AIM OF THE TASK –
Find every line of the listing below where "ночь" appears, and copy it.

++++++++++++++++++++

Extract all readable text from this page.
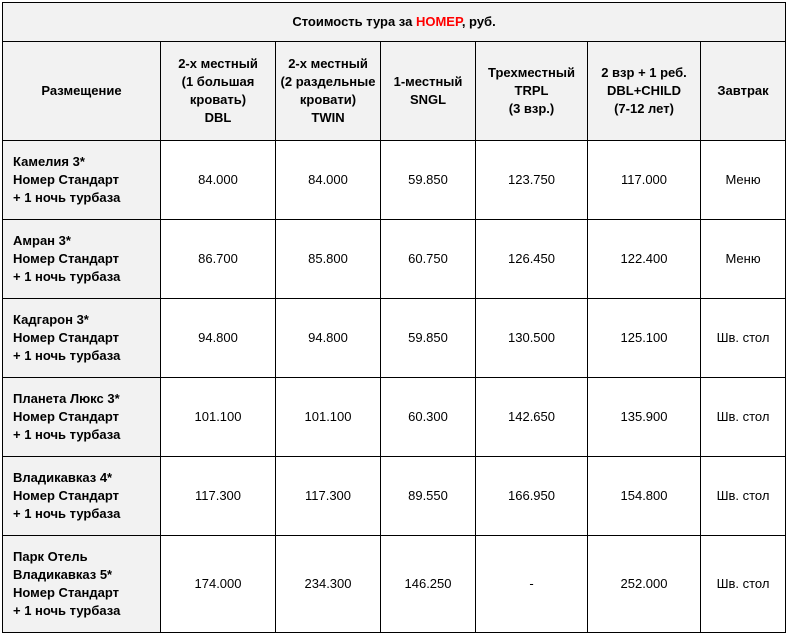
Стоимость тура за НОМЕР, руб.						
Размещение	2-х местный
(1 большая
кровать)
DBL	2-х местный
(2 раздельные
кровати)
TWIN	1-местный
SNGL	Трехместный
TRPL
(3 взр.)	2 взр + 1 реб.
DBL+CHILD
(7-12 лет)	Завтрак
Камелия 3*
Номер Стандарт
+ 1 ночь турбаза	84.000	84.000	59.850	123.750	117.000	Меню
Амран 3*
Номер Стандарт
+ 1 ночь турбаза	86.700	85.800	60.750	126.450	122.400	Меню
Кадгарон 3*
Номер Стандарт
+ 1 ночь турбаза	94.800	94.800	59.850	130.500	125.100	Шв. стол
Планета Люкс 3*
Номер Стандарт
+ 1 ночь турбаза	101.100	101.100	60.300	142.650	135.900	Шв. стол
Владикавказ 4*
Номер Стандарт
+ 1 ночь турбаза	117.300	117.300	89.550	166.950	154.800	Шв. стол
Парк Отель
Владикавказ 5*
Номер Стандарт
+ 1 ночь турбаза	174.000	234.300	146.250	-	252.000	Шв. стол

++++++++++++++++++++

SOLUTION FOR THIS EXERCISE –
+ 1 ночь турбаза	84.000	84.000	59.850	123.750	117.000	Меню
+ 1 ночь турбаза	86.700	85.800	60.750	126.450	122.400	Меню
+ 1 ночь турбаза	94.800	94.800	59.850	130.500	125.100	Шв. стол
+ 1 ночь турбаза	101.100	101.100	60.300	142.650	135.900	Шв. стол
+ 1 ночь турбаза	117.300	117.300	89.550	166.950	154.800	Шв. стол
+ 1 ночь турбаза	174.000	234.300	146.250	-	252.000	Шв. стол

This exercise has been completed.